-- YOUR TASK --
Show every line in the records that contains the word "photo", treating uppercase and lowercase as different.

-- STORED RECORDS --
----
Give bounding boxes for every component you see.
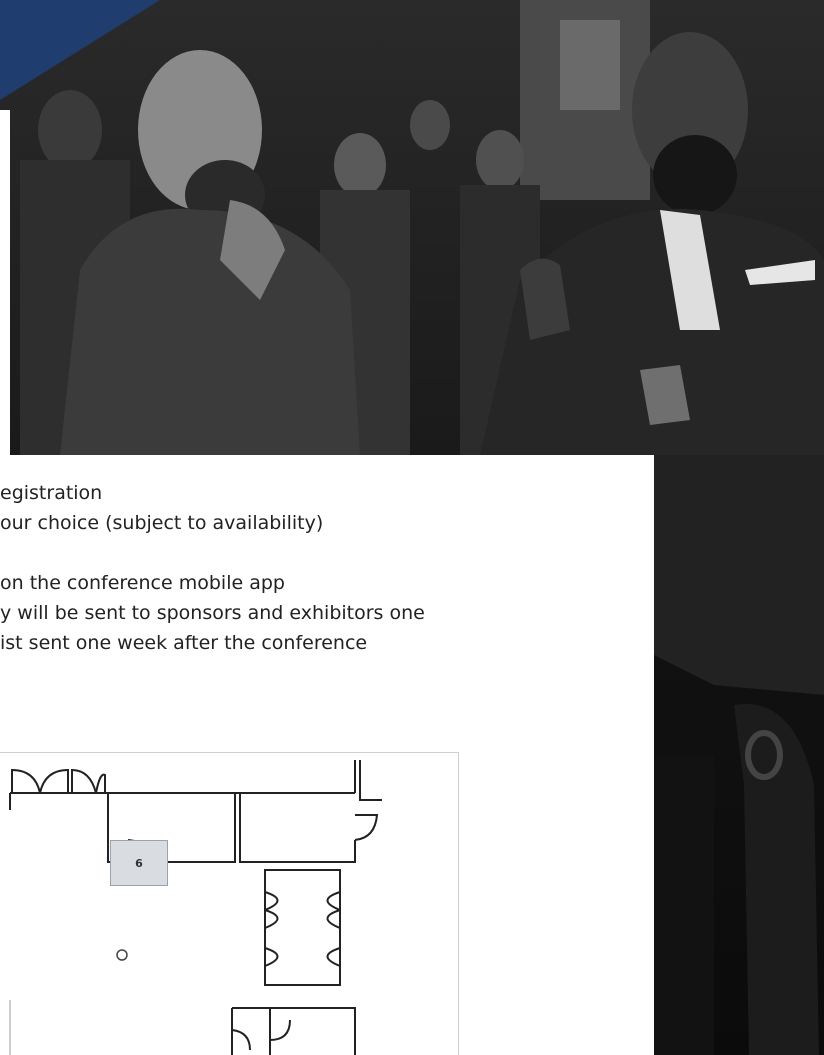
list-item xyxy=(0,538,650,568)
photo-left-edge xyxy=(0,110,10,455)
event-photo-continuation xyxy=(654,455,824,1055)
list-item: ist sent one week after the conference xyxy=(0,632,368,654)
booth-6[interactable]: 6 xyxy=(110,840,168,886)
list-item: our choice (subject to availability) xyxy=(0,512,324,534)
event-photo xyxy=(0,0,824,455)
benefits-list: egistration our choice (subject to avail… xyxy=(0,478,650,658)
list-item: on the conference mobile app xyxy=(0,572,285,594)
photo-illustration-lower xyxy=(654,455,824,1055)
brand-corner-tab xyxy=(0,0,160,100)
booth-label: 6 xyxy=(135,856,143,870)
floor-plan xyxy=(0,752,459,1055)
list-item: egistration xyxy=(0,482,103,504)
list-item: y will be sent to sponsors and exhibitor… xyxy=(0,602,425,624)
----
-- RESULT OF THIS EXERCISE --
photo-left-edge xyxy=(0,110,10,455)
event-photo-continuation xyxy=(654,455,824,1055)
event-photo xyxy=(0,0,824,455)
photo-illustration-lower xyxy=(654,455,824,1055)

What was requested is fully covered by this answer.